JOB 1: Return the part of the passage on diamond mining in Angola, starting with "Even though I" and going on through "Marques book claimed.", word for word.

# START OF SOURCE EXCERPT

I asked to travel there but my missionary hosts with SIM told me it was far “too dangerous”. I am trained as an international correspondent, or at least that’s what I specialized in during my final year in Carleton University’s four-year journalism program, and some of my peers have covered wars as foreign correspondents. As a woman I was afraid to travel with a translator I’d only just met.
Even though I wasn't the one who had the privilege to tell this story, thankfully it was still told.
In 2011, a book appeared by an Angolan journalist, Rafael Marques and it was quickly censored and the journalist taken to court. He wrote in Blood Diamonds: Corruption and Torture in Angola, how miners are beaten with metal cables, slashed with machetes and hit with the but of guns. Most live in abject poverty. And now it has become clear that statistically many of the victims of this violence and torture are children. A lot of people are murdered, Marques book claimed.
Throughout Africa, one million diamond miners are paid less than a dollar a day. The New York Times has reported on this extensively as well as on “conflict diamonds”—or those extracted from war zones.

# END OF SOURCE EXCERPT

JOB 2: Please retype the lines of the entries below, starting with the line with "- restore-icon[interactable]: ❐: [698, 0, 724, 32]" and going on through the line with "- row-header[interactable]: 4: [2, 215, 5, 221]", with no changes.

# START OF DATASET RECORDS

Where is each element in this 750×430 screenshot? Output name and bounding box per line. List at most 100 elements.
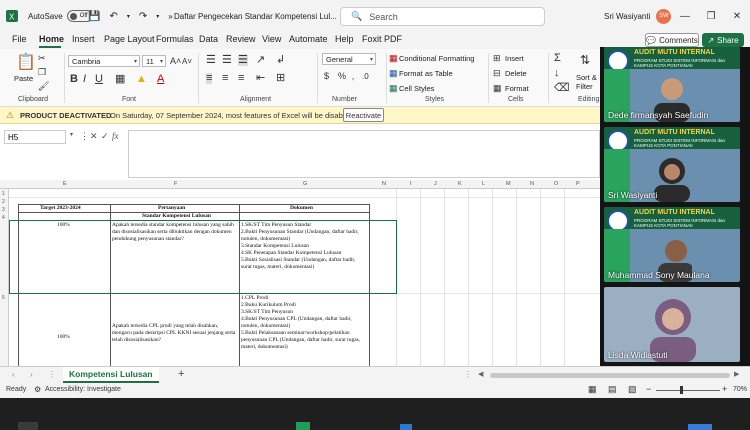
- restore-icon[interactable]: ❐: [698, 0, 724, 32]
- comma-style-icon[interactable]: ‚: [352, 71, 354, 82]
- sort-filter-icon[interactable]: ⇅: [580, 54, 590, 66]
- column-header[interactable]: N: [530, 181, 534, 187]
- avatar[interactable]: SW: [656, 8, 672, 24]
- percent-icon[interactable]: %: [338, 71, 346, 82]
- participant-tile[interactable]: AUDIT MUTU INTERNAL PROGRAM STUDI SISTEM…: [604, 207, 740, 282]
- formula-input[interactable]: [128, 130, 600, 178]
- minimize-icon[interactable]: —: [672, 0, 698, 32]
- comments-button[interactable]: 💬 Comments: [645, 33, 699, 47]
- fill-color-icon[interactable]: ▲: [136, 74, 147, 85]
- autosum-icon[interactable]: Σ: [554, 53, 561, 64]
- conditional-formatting-icon[interactable]: ▦: [389, 53, 398, 64]
- tab-home[interactable]: Home: [39, 34, 64, 44]
- sort-label[interactable]: Sort &: [576, 73, 597, 82]
- clear-icon[interactable]: ⌫: [554, 83, 570, 94]
- conditional-formatting-button[interactable]: Conditional Formatting: [399, 54, 474, 63]
- currency-icon[interactable]: $: [324, 71, 329, 82]
- save-icon[interactable]: 💾: [88, 11, 100, 22]
- font-size-select[interactable]: 11 ▾: [142, 55, 166, 67]
- format-cells-button[interactable]: Format: [505, 84, 529, 93]
- decimal-icon[interactable]: .0: [362, 71, 369, 82]
- row-header[interactable]: 2: [2, 199, 5, 205]
- increase-font-icon[interactable]: A˄: [170, 56, 181, 67]
- tab-page-layout[interactable]: Page Layout: [104, 34, 155, 44]
- function-icon[interactable]: fx: [112, 131, 119, 141]
- insert-cells-button[interactable]: Insert: [505, 54, 524, 63]
- participant-tile[interactable]: Lisda Widiastuti: [604, 287, 740, 362]
- tab-foxit-pdf[interactable]: Foxit PDF: [362, 34, 402, 44]
- column-header[interactable]: O: [554, 181, 558, 187]
- tab-automate[interactable]: Automate: [289, 34, 328, 44]
- horizontal-scrollbar[interactable]: [490, 373, 730, 378]
- align-middle-icon[interactable]: ☰: [222, 55, 232, 66]
- row-header[interactable]: 4: [2, 215, 5, 221]
- header-dokumen[interactable]: Dokumen: [290, 205, 313, 212]
- confirm-icon[interactable]: ✓: [101, 131, 109, 142]
- autosave[interactable]: AutoSave Off: [28, 0, 93, 32]
- undo-icon[interactable]: ↶: [109, 11, 117, 22]
- underline-icon[interactable]: U: [95, 74, 103, 85]
- wrap-text-icon[interactable]: ↲: [276, 55, 285, 66]
- delete-cells-button[interactable]: Delete: [505, 69, 527, 78]
- format-table-icon[interactable]: ▦: [389, 68, 398, 79]
- delete-cells-icon[interactable]: ⊟: [493, 68, 501, 79]
- cut-icon[interactable]: ✂: [38, 53, 46, 64]
- row-header[interactable]: 5: [2, 295, 5, 301]
- reactivate-button[interactable]: Reactivate: [343, 108, 384, 122]
- zoom-in-icon[interactable]: +: [722, 384, 727, 394]
- cell-styles-icon[interactable]: ▦: [389, 83, 398, 94]
- next-sheet-icon[interactable]: ›: [30, 370, 33, 379]
- fill-icon[interactable]: ↓: [554, 68, 560, 79]
- column-header[interactable]: L: [482, 181, 485, 187]
- taskbar-app-icon[interactable]: [400, 424, 412, 430]
- column-header[interactable]: F: [174, 181, 177, 187]
- participant-tile[interactable]: AUDIT MUTU INTERNAL PROGRAM STUDI SISTEM…: [604, 127, 740, 202]
- cell-styles-button[interactable]: Cell Styles: [399, 84, 434, 93]
- borders-icon[interactable]: ▦: [115, 74, 125, 85]
- search-input[interactable]: 🔍 Search: [340, 7, 545, 26]
- column-header[interactable]: E: [63, 181, 67, 187]
- insert-cells-icon[interactable]: ⊞: [493, 53, 501, 64]
- tab-data[interactable]: Data: [199, 34, 218, 44]
- font-name-select[interactable]: Cambria ▾: [68, 55, 140, 67]
- accessibility-icon[interactable]: ⚙: [34, 385, 41, 394]
- zoom-slider-thumb[interactable]: [680, 386, 683, 394]
- add-sheet-icon[interactable]: +: [178, 368, 184, 380]
- prev-sheet-icon[interactable]: ‹: [12, 370, 15, 379]
- chevron-down-icon[interactable]: ▾: [127, 13, 130, 20]
- tab-help[interactable]: Help: [335, 34, 354, 44]
- column-header[interactable]: G: [303, 181, 307, 187]
- align-bottom-icon[interactable]: ☰: [238, 55, 248, 66]
- header-target[interactable]: Target 2023-2024: [40, 205, 81, 212]
- more-sheets-icon[interactable]: ⋮: [48, 370, 56, 379]
- more-icon[interactable]: »: [168, 12, 172, 21]
- paste-label[interactable]: Paste: [14, 74, 33, 83]
- account[interactable]: Sri Wasiyanti SW: [604, 0, 672, 32]
- bold-icon[interactable]: B: [70, 74, 78, 85]
- zoom-slider[interactable]: [656, 390, 720, 391]
- format-painter-icon[interactable]: 🖌: [38, 81, 49, 92]
- orientation-icon[interactable]: ↗: [256, 55, 265, 66]
- question-cell[interactable]: Apakah tersedia CPL prodi yang telah dis…: [112, 323, 237, 344]
- zoom-level[interactable]: 70%: [733, 386, 747, 393]
- row-header[interactable]: 3: [2, 207, 5, 213]
- decrease-font-icon[interactable]: A˅: [182, 56, 192, 67]
- number-format-select[interactable]: General ▾: [322, 53, 376, 65]
- selected-range[interactable]: [9, 220, 397, 294]
- align-top-icon[interactable]: ☰: [206, 55, 216, 66]
- redo-icon[interactable]: ↷: [139, 11, 147, 22]
- header-pertanyaan[interactable]: Pertanyaan: [158, 205, 185, 212]
- zoom-out-icon[interactable]: −: [646, 384, 651, 394]
- taskbar-app-icon[interactable]: [18, 422, 38, 430]
- taskbar-app-icon[interactable]: [296, 422, 310, 430]
- scroll-right-icon[interactable]: ▶: [734, 370, 739, 378]
- participant-tile[interactable]: AUDIT MUTU INTERNAL PROGRAM STUDI SISTEM…: [604, 47, 740, 122]
- column-header[interactable]: P: [576, 181, 580, 187]
- section-title[interactable]: Standar Kompetensi Lulusan: [142, 213, 211, 220]
- chevron-down-icon[interactable]: ▾: [70, 131, 73, 138]
- scroll-left-icon[interactable]: ◀: [478, 370, 483, 378]
- column-header[interactable]: M: [506, 181, 511, 187]
- filter-label[interactable]: Filter: [576, 82, 593, 91]
- documents-cell[interactable]: 1.CPL Prodi 2.Buku Kurikulum Prodi 3.SK/…: [241, 295, 367, 351]
- normal-view-icon[interactable]: ▦: [588, 384, 597, 395]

# END OF DATASET RECORDS

COMPLETE ANSWER 1:
Even though I wasn't the one who had the privilege to tell this story, thankfully it was still told.
In 2011, a book appeared by an Angolan journalist, Rafael Marques and it was quickly censored and the journalist taken to court. He wrote in Blood Diamonds: Corruption and Torture in Angola, how miners are beaten with metal cables, slashed with machetes and hit with the but of guns. Most live in abject poverty. And now it has become clear that statistically many of the victims of this violence and torture are children. A lot of people are murdered, Marques book claimed.

COMPLETE ANSWER 2:
- restore-icon[interactable]: ❐: [698, 0, 724, 32]
- comma-style-icon[interactable]: ‚: [352, 71, 354, 82]
- sort-filter-icon[interactable]: ⇅: [580, 54, 590, 66]
- column-header[interactable]: N: [530, 181, 534, 187]
- avatar[interactable]: SW: [656, 8, 672, 24]
- percent-icon[interactable]: %: [338, 71, 346, 82]
- participant-tile[interactable]: AUDIT MUTU INTERNAL PROGRAM STUDI SISTEM…: [604, 207, 740, 282]
- formula-input[interactable]: [128, 130, 600, 178]
- minimize-icon[interactable]: —: [672, 0, 698, 32]
- comments-button[interactable]: 💬 Comments: [645, 33, 699, 47]
- fill-color-icon[interactable]: ▲: [136, 74, 147, 85]
- autosum-icon[interactable]: Σ: [554, 53, 561, 64]
- conditional-formatting-icon[interactable]: ▦: [389, 53, 398, 64]
- tab-home[interactable]: Home: [39, 34, 64, 44]
- sort-label[interactable]: Sort &: [576, 73, 597, 82]
- clear-icon[interactable]: ⌫: [554, 83, 570, 94]
- conditional-formatting-button[interactable]: Conditional Formatting: [399, 54, 474, 63]
- currency-icon[interactable]: $: [324, 71, 329, 82]
- save-icon[interactable]: 💾: [88, 11, 100, 22]
- font-size-select[interactable]: 11 ▾: [142, 55, 166, 67]
- format-cells-button[interactable]: Format: [505, 84, 529, 93]
- decimal-icon[interactable]: .0: [362, 71, 369, 82]
- row-header[interactable]: 2: [2, 199, 5, 205]
- increase-font-icon[interactable]: A˄: [170, 56, 181, 67]
- tab-page-layout[interactable]: Page Layout: [104, 34, 155, 44]
- function-icon[interactable]: fx: [112, 131, 119, 141]
- insert-cells-button[interactable]: Insert: [505, 54, 524, 63]
- participant-tile[interactable]: Lisda Widiastuti: [604, 287, 740, 362]
- tab-foxit-pdf[interactable]: Foxit PDF: [362, 34, 402, 44]
- column-header[interactable]: O: [554, 181, 558, 187]
- tab-automate[interactable]: Automate: [289, 34, 328, 44]
- horizontal-scrollbar[interactable]: [490, 373, 730, 378]
- align-middle-icon[interactable]: ☰: [222, 55, 232, 66]
- row-header[interactable]: 4: [2, 215, 5, 221]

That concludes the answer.